## To do
Locate the line containing "What data populates" in the material below. Copy that line and all following lines through the end exactly, omitting any pictures.
§
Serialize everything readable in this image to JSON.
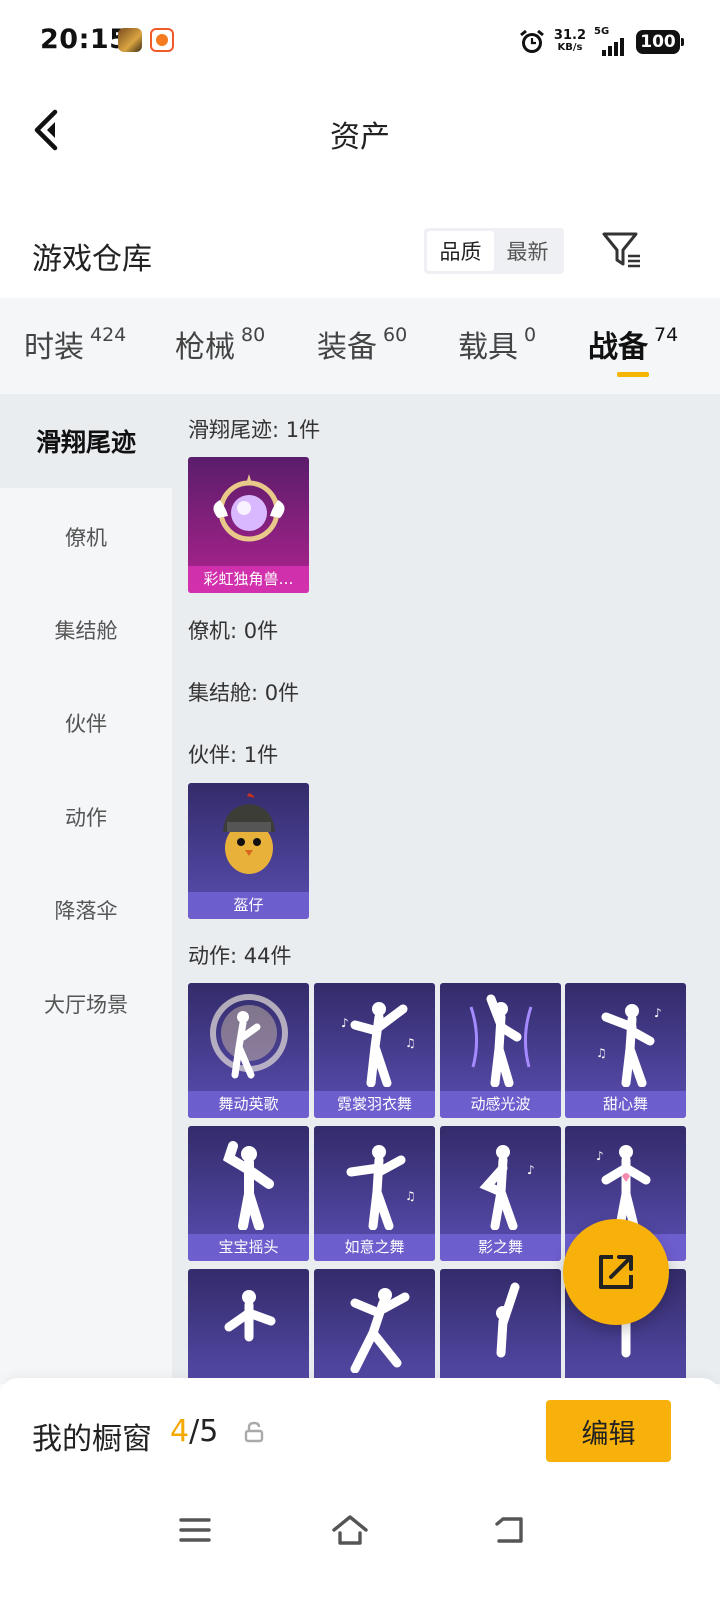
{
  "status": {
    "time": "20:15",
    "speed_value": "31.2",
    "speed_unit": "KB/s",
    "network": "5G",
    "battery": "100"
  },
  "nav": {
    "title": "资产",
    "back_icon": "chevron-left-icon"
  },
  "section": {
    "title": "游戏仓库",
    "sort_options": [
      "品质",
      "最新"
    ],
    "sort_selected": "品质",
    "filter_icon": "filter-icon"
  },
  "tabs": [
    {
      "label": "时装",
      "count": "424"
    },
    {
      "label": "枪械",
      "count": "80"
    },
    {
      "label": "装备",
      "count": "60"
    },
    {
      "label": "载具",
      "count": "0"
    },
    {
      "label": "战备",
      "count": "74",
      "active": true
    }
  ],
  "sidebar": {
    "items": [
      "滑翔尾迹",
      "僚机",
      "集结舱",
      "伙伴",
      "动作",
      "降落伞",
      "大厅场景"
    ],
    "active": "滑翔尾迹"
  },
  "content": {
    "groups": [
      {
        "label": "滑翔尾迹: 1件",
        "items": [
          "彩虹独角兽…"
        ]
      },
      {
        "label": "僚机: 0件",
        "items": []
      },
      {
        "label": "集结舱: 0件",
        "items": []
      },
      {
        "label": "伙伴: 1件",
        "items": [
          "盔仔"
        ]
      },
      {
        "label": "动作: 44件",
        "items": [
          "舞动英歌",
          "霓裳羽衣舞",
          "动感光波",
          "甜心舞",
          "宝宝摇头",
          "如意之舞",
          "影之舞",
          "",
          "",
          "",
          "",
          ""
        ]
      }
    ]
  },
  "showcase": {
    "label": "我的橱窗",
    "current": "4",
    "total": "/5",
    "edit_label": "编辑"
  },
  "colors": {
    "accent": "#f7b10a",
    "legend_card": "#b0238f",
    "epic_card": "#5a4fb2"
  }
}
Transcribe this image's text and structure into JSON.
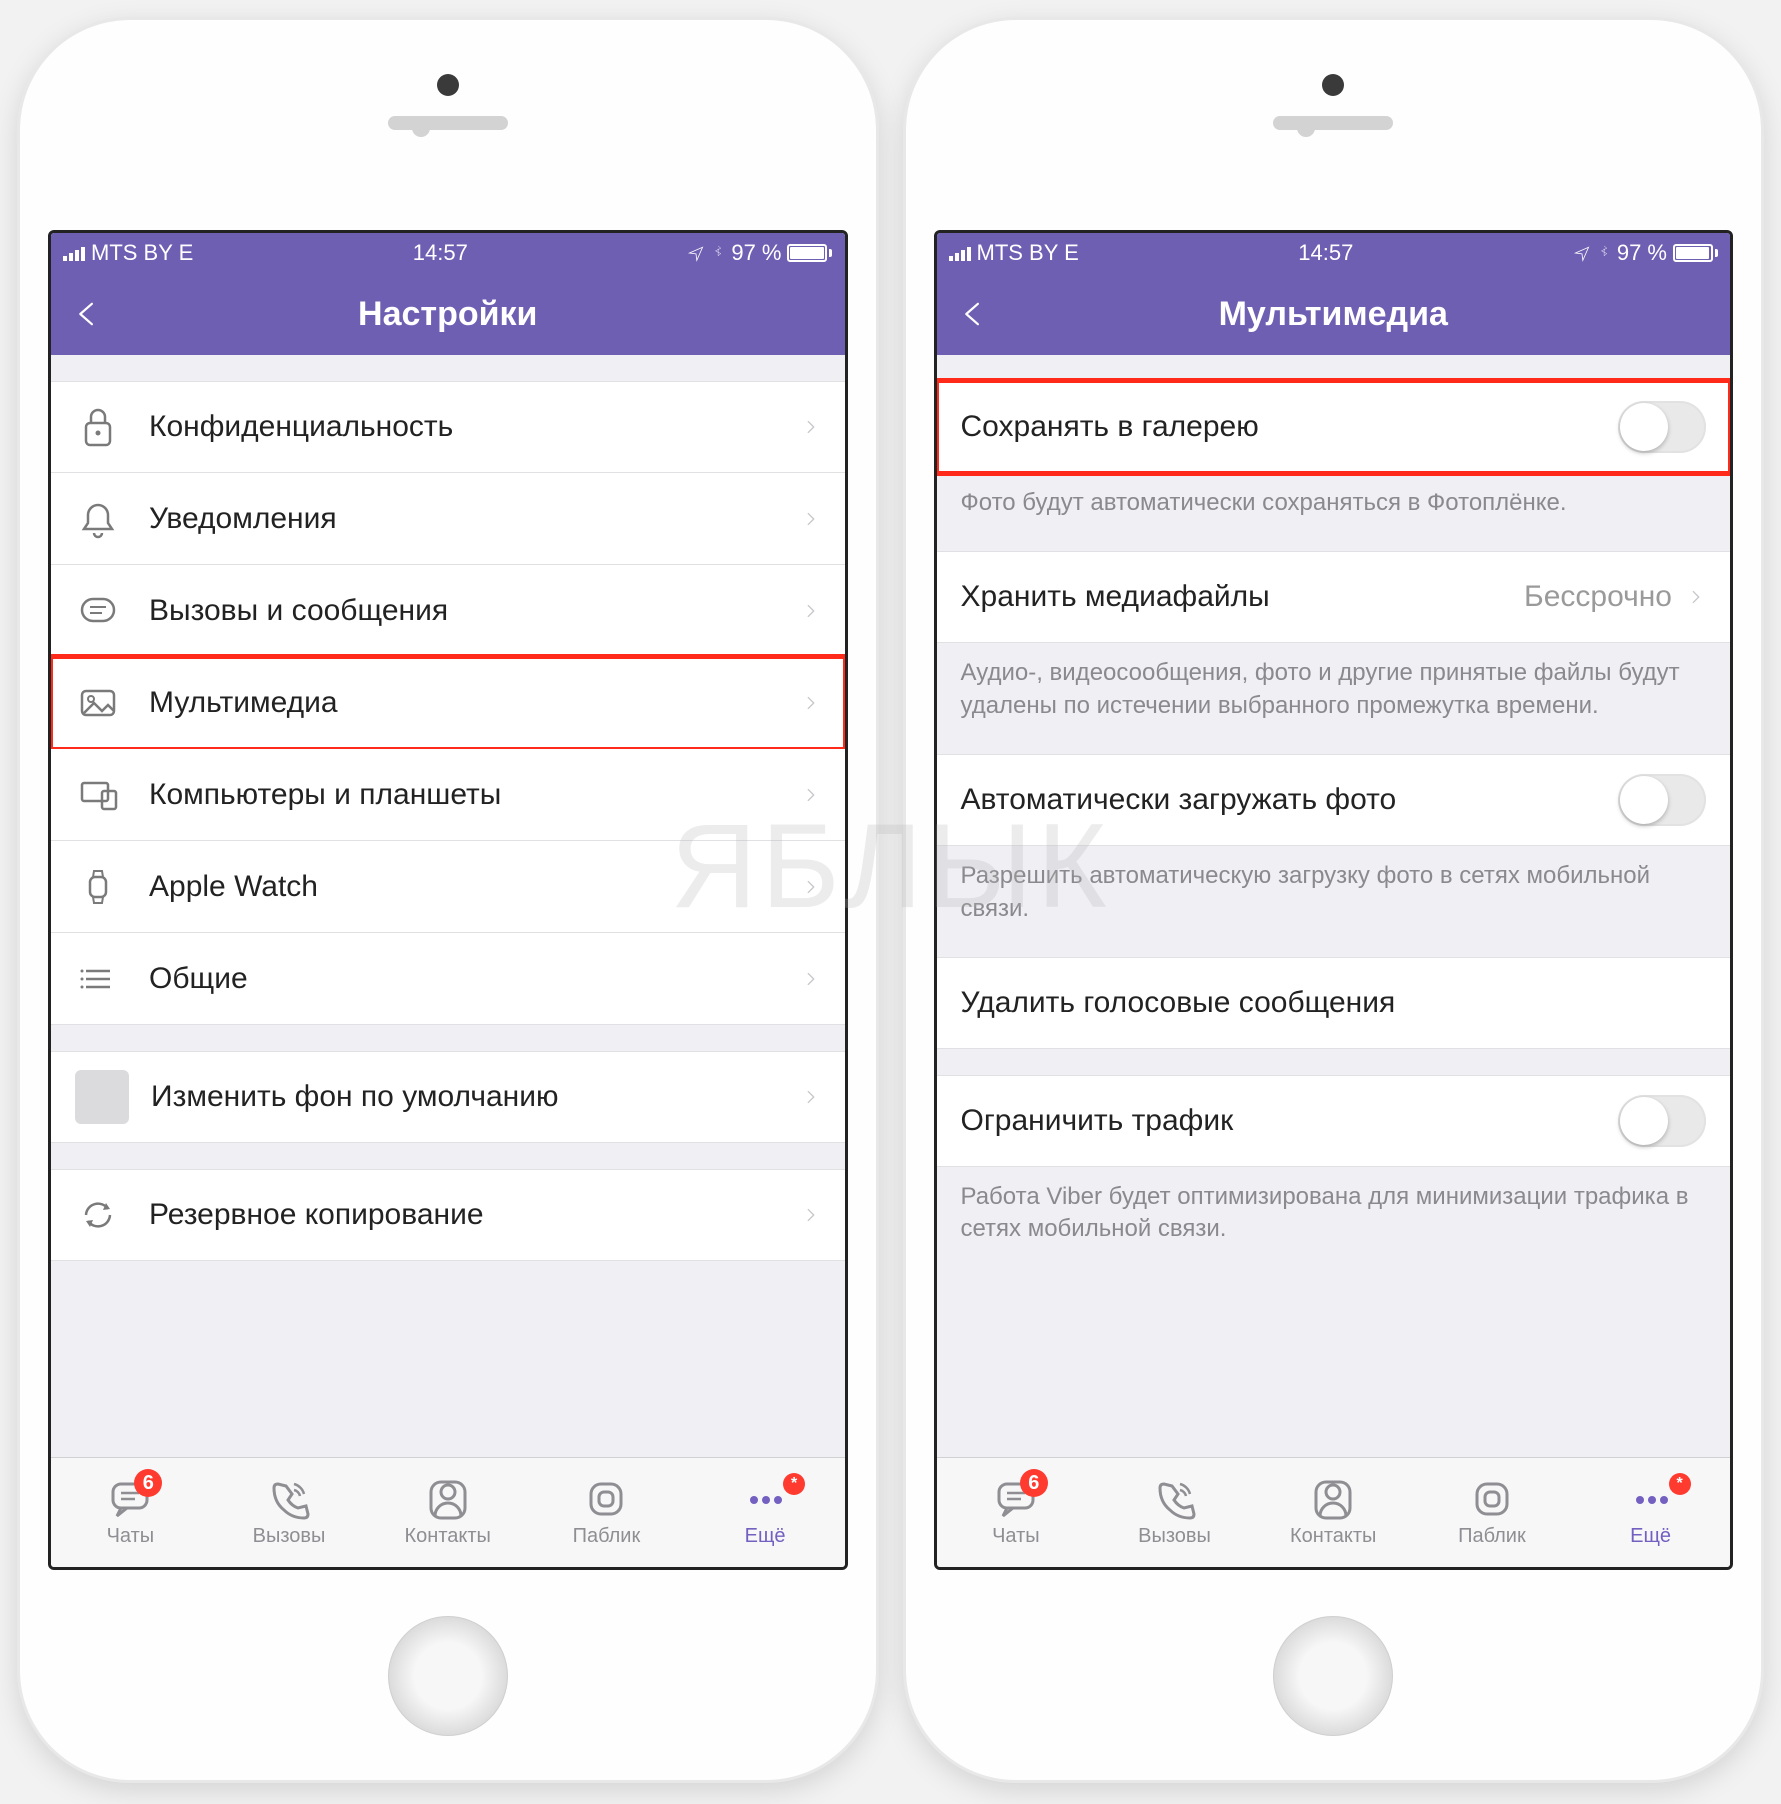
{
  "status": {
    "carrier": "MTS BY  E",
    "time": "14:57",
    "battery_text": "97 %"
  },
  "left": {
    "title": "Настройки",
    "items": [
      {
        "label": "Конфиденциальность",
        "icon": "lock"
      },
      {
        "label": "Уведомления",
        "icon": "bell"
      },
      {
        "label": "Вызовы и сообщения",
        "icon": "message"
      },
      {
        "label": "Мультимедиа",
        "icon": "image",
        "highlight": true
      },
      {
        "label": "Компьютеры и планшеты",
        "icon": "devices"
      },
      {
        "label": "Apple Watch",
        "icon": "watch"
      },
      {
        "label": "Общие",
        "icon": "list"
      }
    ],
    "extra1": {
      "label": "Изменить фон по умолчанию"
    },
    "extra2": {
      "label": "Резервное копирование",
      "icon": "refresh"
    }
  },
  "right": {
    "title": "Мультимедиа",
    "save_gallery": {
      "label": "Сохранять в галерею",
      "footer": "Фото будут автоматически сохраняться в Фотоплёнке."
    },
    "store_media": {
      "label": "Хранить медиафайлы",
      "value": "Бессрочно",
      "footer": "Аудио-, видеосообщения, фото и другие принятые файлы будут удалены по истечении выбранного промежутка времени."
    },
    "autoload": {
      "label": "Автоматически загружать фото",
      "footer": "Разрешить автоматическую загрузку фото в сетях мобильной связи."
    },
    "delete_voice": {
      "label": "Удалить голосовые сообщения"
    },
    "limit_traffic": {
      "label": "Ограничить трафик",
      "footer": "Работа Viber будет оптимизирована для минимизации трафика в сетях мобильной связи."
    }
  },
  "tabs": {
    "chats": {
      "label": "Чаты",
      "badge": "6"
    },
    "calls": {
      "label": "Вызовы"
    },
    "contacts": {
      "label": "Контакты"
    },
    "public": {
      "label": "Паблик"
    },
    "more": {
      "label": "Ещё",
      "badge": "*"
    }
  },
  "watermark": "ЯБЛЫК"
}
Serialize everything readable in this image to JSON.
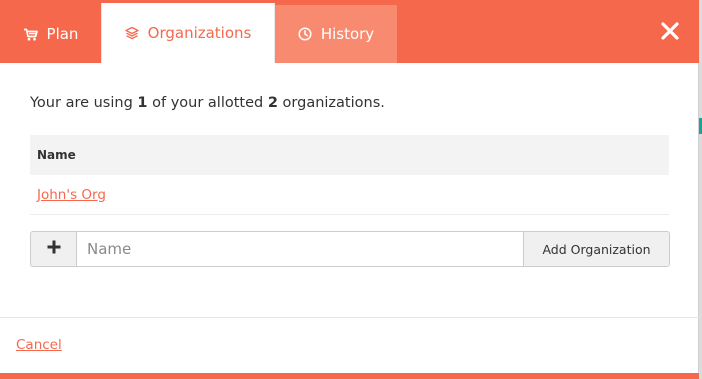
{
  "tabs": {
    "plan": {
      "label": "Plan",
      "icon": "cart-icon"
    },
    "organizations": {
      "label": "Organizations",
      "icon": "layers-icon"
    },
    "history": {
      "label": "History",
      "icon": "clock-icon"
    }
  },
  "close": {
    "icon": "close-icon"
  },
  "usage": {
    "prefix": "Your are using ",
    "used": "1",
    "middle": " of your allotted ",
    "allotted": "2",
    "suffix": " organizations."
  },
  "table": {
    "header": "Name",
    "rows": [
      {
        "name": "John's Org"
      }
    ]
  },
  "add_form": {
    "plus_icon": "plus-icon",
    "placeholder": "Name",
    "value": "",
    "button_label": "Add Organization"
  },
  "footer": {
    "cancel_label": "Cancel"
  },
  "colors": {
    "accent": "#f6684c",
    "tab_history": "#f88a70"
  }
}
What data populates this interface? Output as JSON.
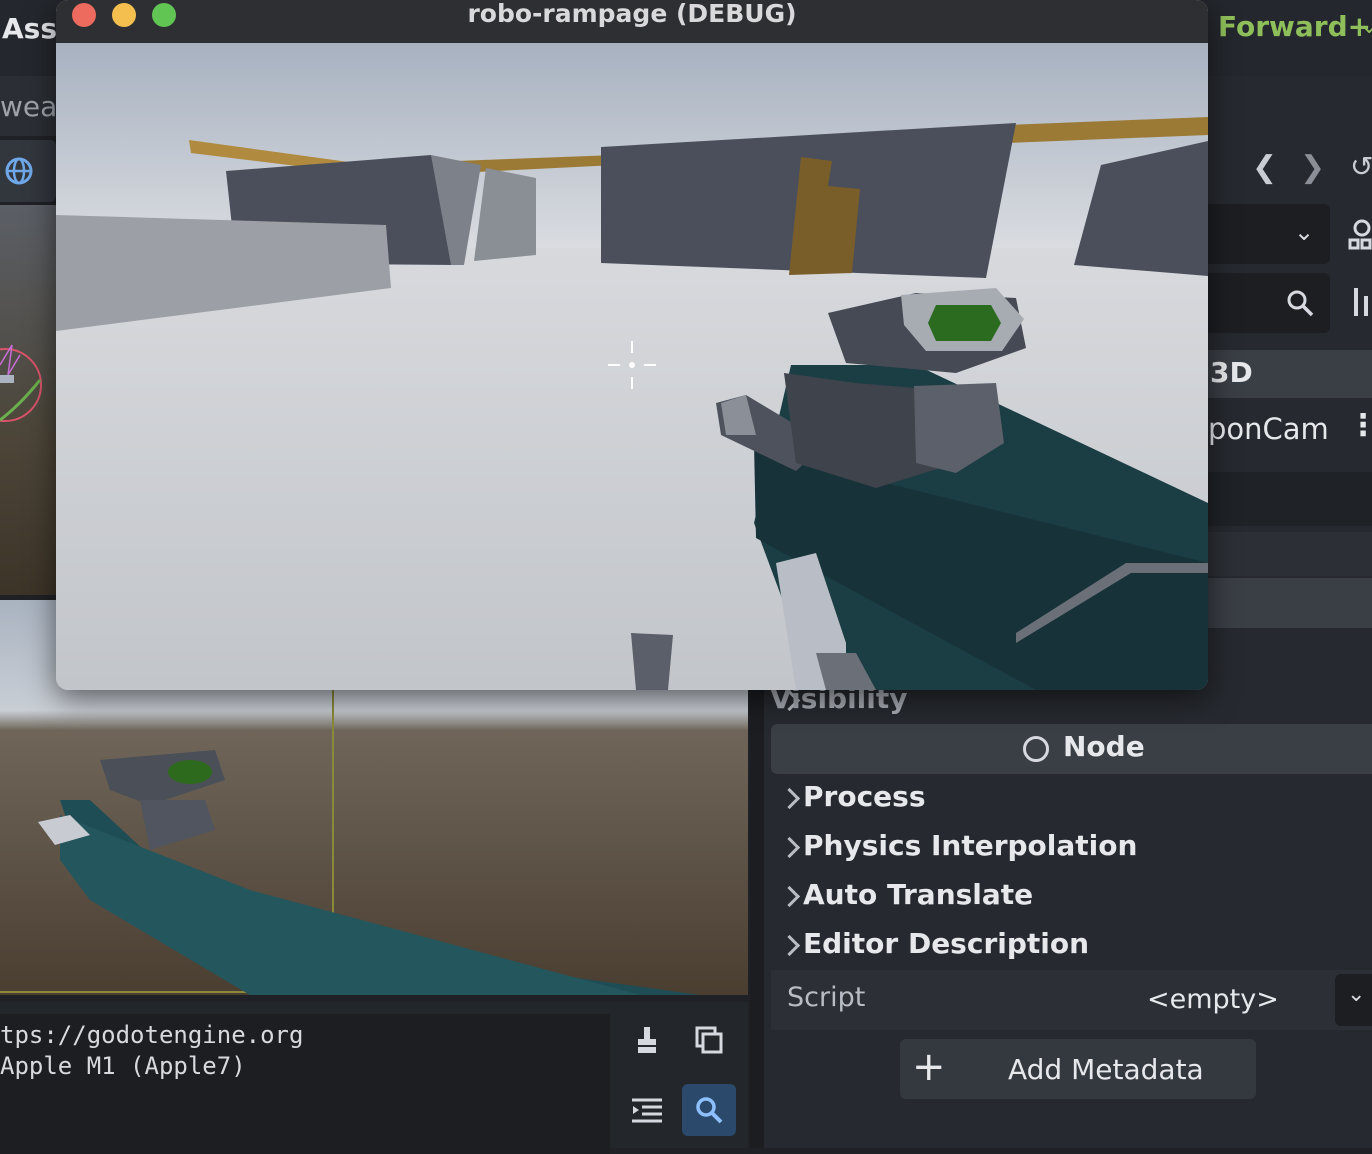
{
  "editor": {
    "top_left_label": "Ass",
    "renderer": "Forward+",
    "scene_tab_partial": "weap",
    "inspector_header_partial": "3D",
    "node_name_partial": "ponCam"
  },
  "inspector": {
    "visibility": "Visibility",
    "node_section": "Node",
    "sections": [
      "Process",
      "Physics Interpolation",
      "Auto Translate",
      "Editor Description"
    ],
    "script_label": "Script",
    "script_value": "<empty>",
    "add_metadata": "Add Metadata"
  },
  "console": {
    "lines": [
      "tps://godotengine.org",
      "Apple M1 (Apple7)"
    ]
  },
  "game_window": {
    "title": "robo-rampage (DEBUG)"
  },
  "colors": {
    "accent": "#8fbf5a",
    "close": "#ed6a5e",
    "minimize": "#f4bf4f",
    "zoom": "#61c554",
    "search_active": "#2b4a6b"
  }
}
§
## Task result
What data populates this interface? Output as JSON.
{
  "editor": {
    "top_left_label": "Ass",
    "renderer": "Forward+",
    "scene_tab_partial": "weap",
    "inspector_header_partial": "3D",
    "node_name_partial": "ponCam"
  },
  "inspector": {
    "visibility": "Visibility",
    "node_section": "Node",
    "sections": [
      "Process",
      "Physics Interpolation",
      "Auto Translate",
      "Editor Description"
    ],
    "script_label": "Script",
    "script_value": "<empty>",
    "add_metadata": "Add Metadata"
  },
  "console": {
    "lines": [
      "tps://godotengine.org",
      "Apple M1 (Apple7)"
    ]
  },
  "game_window": {
    "title": "robo-rampage (DEBUG)"
  },
  "colors": {
    "accent": "#8fbf5a",
    "close": "#ed6a5e",
    "minimize": "#f4bf4f",
    "zoom": "#61c554",
    "search_active": "#2b4a6b"
  }
}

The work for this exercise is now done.